> The problem
Find the word "velocidades" in the records below. List each line containing it.

Lines of data
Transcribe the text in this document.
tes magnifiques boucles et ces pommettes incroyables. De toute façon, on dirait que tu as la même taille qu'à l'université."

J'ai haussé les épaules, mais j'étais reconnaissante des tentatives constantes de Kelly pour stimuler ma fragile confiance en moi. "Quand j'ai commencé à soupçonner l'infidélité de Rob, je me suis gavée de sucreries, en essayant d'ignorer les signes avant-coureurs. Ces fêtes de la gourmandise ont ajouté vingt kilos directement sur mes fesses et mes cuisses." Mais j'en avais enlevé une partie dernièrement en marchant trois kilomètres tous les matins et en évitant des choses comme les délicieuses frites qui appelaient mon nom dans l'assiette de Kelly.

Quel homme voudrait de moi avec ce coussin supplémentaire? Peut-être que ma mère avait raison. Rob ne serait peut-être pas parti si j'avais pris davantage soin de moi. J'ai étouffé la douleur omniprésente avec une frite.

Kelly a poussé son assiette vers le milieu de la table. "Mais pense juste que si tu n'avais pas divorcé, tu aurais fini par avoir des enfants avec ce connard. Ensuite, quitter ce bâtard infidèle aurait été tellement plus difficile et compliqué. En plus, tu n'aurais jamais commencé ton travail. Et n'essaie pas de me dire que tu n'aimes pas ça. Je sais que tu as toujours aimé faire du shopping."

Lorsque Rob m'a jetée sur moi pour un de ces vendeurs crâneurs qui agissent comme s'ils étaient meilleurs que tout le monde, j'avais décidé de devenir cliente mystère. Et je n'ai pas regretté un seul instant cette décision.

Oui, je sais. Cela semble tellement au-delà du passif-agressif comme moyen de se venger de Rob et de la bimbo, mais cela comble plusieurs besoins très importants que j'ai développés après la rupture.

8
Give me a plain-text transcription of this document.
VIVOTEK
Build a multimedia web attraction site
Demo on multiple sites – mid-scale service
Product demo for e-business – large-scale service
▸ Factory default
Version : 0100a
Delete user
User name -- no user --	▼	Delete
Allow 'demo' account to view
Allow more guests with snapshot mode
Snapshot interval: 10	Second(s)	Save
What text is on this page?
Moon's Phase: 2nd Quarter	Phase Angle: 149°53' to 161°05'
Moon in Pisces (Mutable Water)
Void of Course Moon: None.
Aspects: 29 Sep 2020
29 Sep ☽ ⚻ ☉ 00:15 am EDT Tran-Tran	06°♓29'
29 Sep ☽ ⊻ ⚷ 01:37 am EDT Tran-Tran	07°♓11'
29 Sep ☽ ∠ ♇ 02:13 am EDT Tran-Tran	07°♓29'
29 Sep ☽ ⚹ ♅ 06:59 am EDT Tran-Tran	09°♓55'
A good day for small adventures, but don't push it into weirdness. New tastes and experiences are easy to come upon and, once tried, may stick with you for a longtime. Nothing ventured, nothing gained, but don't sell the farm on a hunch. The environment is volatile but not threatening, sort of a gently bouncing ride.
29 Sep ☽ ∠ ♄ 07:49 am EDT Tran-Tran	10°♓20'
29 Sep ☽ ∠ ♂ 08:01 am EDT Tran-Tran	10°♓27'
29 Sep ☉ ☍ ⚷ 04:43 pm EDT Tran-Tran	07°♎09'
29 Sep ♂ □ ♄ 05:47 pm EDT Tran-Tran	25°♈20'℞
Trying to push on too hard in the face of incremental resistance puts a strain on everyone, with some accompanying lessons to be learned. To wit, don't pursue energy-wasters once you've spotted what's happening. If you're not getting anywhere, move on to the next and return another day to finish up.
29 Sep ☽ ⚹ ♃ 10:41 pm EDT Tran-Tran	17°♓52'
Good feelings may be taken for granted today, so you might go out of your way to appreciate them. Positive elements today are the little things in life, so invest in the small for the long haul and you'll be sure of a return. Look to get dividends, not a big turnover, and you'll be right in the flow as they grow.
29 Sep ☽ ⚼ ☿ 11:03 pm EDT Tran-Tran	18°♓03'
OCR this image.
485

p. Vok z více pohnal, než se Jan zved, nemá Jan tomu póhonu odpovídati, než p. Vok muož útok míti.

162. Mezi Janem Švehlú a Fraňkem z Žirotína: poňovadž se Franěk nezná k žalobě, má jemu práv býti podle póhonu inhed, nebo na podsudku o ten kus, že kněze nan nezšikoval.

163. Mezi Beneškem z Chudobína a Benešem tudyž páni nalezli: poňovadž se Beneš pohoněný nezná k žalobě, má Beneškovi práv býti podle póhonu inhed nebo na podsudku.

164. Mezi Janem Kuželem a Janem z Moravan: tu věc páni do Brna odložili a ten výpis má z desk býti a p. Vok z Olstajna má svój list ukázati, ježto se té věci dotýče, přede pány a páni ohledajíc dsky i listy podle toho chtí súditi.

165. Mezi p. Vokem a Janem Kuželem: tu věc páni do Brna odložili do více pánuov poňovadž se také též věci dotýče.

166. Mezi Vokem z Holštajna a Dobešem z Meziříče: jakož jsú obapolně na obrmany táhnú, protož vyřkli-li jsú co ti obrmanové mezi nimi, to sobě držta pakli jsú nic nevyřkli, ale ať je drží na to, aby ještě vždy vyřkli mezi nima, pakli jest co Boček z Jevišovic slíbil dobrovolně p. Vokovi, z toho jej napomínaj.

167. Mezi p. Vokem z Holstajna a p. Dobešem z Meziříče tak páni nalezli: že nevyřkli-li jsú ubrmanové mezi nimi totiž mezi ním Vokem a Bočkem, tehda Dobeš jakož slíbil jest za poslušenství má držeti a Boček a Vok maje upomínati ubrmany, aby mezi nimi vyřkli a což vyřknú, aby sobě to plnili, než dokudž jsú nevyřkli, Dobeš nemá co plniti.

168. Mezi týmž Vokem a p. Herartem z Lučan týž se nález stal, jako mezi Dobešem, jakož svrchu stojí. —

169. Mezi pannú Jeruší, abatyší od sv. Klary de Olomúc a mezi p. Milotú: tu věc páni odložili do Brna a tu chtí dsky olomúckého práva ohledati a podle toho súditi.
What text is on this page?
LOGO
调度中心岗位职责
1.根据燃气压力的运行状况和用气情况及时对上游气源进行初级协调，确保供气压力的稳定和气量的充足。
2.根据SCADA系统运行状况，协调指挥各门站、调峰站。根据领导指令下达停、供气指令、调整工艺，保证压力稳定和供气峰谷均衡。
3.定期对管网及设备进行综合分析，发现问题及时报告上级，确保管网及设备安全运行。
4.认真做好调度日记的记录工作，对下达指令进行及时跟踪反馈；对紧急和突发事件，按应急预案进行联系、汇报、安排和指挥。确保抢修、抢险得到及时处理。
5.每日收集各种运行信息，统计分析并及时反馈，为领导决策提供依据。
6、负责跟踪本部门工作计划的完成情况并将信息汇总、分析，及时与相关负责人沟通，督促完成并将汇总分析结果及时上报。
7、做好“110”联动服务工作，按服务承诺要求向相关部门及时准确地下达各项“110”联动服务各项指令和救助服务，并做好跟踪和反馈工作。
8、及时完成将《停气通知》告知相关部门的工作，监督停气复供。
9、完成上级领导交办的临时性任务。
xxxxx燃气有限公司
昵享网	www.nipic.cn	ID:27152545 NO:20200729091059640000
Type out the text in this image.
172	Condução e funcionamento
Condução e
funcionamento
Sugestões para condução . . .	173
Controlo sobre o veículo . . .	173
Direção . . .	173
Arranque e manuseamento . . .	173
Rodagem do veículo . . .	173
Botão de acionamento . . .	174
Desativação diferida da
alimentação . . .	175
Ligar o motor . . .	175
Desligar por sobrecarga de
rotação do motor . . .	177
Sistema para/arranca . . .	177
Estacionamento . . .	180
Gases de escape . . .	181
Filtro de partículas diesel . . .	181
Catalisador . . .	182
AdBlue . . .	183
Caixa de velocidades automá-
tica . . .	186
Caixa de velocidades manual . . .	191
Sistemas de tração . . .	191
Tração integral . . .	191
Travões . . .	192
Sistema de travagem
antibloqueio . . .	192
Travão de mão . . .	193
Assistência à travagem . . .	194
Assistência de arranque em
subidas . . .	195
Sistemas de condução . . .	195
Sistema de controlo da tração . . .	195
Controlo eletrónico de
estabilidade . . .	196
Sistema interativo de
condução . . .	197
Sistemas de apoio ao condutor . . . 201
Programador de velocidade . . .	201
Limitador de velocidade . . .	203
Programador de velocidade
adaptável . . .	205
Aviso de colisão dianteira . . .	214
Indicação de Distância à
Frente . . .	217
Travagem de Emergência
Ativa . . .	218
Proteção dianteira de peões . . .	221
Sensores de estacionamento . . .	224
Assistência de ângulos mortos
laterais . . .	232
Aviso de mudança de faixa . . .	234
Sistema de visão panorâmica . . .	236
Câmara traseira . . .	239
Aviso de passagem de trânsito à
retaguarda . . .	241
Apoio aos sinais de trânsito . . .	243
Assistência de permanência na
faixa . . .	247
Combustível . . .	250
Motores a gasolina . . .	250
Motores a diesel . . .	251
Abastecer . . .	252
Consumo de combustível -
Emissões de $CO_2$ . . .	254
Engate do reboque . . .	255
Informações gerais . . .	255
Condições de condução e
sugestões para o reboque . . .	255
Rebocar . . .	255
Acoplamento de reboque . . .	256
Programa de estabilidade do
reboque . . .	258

> Solved exercise
Caixa de velocidades automá-
Caixa de velocidades manual . . .	191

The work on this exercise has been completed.